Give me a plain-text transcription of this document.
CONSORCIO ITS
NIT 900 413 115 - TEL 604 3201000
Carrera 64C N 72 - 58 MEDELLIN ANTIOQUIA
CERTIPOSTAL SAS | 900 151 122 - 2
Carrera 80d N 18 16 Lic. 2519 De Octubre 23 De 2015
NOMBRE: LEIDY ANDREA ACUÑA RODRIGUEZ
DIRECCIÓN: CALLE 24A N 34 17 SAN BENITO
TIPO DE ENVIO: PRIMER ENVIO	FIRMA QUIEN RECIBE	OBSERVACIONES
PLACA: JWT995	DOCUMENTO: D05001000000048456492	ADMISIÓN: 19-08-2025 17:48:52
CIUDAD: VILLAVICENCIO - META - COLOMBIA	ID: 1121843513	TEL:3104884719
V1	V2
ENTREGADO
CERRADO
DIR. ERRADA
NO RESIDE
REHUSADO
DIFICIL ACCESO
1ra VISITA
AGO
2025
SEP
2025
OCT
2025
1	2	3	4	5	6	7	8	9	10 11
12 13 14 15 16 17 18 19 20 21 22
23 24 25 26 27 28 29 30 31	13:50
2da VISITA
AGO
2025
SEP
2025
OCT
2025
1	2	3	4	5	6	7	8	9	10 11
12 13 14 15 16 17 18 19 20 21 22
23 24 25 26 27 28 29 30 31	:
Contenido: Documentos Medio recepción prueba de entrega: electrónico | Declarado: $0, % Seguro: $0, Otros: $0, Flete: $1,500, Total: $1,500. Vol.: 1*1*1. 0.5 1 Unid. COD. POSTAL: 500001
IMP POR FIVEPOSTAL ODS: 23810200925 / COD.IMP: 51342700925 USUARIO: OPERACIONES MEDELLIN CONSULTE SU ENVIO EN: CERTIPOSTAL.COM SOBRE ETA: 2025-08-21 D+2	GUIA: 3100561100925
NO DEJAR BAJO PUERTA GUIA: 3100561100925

================

Find how many lines of the entries contain "ENVIO". Respond with the number only.

2